Imprima, sem nenhuma alteração, o trecho do texto sobre o brechó La Sacuelita que vai de "Lana relembra dos" até "uma velocidade assombrosa.".

++++ TEXTO FORNECIDO

A questão da sustentabilidade do brechó sempre instigou Lana, desde que iniciou a jornada de La Sacuelita. Ela conta que observa e estuda o ciclo das peças que passam por ela. Considerando os estudos e dados catastróficos sobre impactos ambientais causados pela indústria da moda, ela comenta que sente a pressão similar a que consumidores sofrem com relação ao consumo de água.
Lana relembra dos apelos durante a crise hídrica dos anos 2000 - e repetida ao longo dos anos - de cobrança para que famílias diminuíssem o tempo de banho, a quantidade de água no aguar das plantas ou no lavar as roupas etc. Embora ela considere importante a adesão da sociedade para um consumo consciente de água, considera injusto que essa responsabilidade recaia sobre os ombros dos cidadãos. Afinal, reforça Lana, não se vê tanto empenho para mudar o modo de manejo da água pela indústria do agronegócio, por exemplo, que seca rios e dizima ecossistemas em uma velocidade assombrosa.

++++++++
++++ LISTAGEM DE DADOS

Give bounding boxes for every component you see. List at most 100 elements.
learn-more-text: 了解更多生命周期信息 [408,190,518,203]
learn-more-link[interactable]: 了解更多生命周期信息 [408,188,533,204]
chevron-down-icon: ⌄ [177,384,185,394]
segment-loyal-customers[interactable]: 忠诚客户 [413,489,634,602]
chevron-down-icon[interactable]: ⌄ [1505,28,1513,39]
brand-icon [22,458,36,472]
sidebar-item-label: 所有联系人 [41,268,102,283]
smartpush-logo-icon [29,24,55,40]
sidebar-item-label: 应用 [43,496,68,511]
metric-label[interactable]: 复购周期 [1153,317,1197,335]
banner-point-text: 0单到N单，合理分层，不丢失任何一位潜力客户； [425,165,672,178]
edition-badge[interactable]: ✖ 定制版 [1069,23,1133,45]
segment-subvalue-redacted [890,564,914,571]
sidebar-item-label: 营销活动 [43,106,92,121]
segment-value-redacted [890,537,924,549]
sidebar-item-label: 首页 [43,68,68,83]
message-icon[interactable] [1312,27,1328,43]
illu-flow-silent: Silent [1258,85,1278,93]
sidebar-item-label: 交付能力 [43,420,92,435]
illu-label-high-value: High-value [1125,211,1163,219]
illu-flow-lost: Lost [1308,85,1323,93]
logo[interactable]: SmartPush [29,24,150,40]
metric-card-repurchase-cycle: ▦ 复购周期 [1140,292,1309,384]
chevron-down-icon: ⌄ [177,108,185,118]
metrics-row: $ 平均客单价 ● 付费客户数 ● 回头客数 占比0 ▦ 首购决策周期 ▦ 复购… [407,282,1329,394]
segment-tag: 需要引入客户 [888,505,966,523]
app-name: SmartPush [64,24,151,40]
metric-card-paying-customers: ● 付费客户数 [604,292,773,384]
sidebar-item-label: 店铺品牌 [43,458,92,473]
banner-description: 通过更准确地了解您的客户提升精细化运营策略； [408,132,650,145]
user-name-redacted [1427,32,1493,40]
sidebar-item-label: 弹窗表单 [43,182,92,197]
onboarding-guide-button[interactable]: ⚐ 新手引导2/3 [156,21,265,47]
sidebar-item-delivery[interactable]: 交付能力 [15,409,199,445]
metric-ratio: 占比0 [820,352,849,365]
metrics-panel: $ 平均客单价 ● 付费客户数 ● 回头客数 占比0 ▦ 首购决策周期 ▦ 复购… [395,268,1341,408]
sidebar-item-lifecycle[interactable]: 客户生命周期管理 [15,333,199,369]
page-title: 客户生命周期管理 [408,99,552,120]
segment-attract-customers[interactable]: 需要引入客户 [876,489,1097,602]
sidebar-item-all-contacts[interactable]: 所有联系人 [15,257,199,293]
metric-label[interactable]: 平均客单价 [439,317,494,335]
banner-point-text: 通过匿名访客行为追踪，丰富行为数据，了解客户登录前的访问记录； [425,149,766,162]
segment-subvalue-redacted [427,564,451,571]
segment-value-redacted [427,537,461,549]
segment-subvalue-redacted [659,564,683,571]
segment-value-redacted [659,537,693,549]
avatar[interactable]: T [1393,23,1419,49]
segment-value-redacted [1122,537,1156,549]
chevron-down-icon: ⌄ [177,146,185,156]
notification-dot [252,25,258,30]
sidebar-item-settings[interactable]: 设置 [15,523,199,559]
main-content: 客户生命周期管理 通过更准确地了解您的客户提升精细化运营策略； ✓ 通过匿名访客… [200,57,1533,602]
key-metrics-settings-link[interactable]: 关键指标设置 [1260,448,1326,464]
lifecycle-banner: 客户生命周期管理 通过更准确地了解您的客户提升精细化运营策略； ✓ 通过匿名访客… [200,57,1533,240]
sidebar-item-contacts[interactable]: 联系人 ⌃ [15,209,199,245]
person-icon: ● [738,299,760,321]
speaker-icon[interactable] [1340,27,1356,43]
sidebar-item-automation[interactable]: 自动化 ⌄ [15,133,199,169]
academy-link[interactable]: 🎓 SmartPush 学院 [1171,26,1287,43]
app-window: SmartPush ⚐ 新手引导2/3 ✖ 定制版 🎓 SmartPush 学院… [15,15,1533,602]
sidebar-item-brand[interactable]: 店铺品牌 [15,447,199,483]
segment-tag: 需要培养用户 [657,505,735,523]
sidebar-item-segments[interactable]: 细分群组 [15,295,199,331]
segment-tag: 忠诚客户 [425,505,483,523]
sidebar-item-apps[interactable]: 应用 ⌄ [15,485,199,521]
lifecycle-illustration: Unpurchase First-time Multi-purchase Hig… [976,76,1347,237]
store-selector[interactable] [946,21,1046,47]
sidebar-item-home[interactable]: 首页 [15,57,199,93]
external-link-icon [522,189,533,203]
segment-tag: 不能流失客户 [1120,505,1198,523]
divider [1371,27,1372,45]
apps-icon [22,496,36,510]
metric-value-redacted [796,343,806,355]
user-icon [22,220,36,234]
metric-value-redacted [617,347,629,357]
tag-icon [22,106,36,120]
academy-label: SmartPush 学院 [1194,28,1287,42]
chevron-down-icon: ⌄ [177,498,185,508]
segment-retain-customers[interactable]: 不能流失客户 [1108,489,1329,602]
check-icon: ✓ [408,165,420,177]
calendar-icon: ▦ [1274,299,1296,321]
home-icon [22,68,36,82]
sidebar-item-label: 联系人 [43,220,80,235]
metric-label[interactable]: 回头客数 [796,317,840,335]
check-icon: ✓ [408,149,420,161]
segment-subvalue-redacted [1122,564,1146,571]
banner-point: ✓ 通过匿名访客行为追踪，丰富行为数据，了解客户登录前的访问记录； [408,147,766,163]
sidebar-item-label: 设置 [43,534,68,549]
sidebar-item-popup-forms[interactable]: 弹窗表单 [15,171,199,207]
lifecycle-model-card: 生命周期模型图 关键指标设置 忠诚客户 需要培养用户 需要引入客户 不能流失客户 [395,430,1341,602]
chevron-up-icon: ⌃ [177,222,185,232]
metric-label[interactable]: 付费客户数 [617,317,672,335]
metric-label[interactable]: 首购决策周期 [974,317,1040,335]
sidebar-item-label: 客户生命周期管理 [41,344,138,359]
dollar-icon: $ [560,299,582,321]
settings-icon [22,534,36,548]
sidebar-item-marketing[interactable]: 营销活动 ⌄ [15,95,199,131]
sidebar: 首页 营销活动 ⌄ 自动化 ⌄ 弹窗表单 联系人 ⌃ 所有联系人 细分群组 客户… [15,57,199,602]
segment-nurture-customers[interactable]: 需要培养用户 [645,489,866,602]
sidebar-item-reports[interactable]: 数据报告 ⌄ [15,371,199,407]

++++++++

→ **SOLUÇÃO REDIGIDA**
Lana relembra dos apelos durante a crise hídrica dos anos 2000 - e repetida ao longo dos anos - de cobrança para que famílias diminuíssem o tempo de banho, a quantidade de água no aguar das plantas ou no lavar as roupas etc. Embora ela considere importante a adesão da sociedade para um consumo consciente de água, considera injusto que essa responsabilidade recaia sobre os ombros dos cidadãos. Afinal, reforça Lana, não se vê tanto empenho para mudar o modo de manejo da água pela indústria do agronegócio, por exemplo, que seca rios e dizima ecossistemas em uma velocidade assombrosa.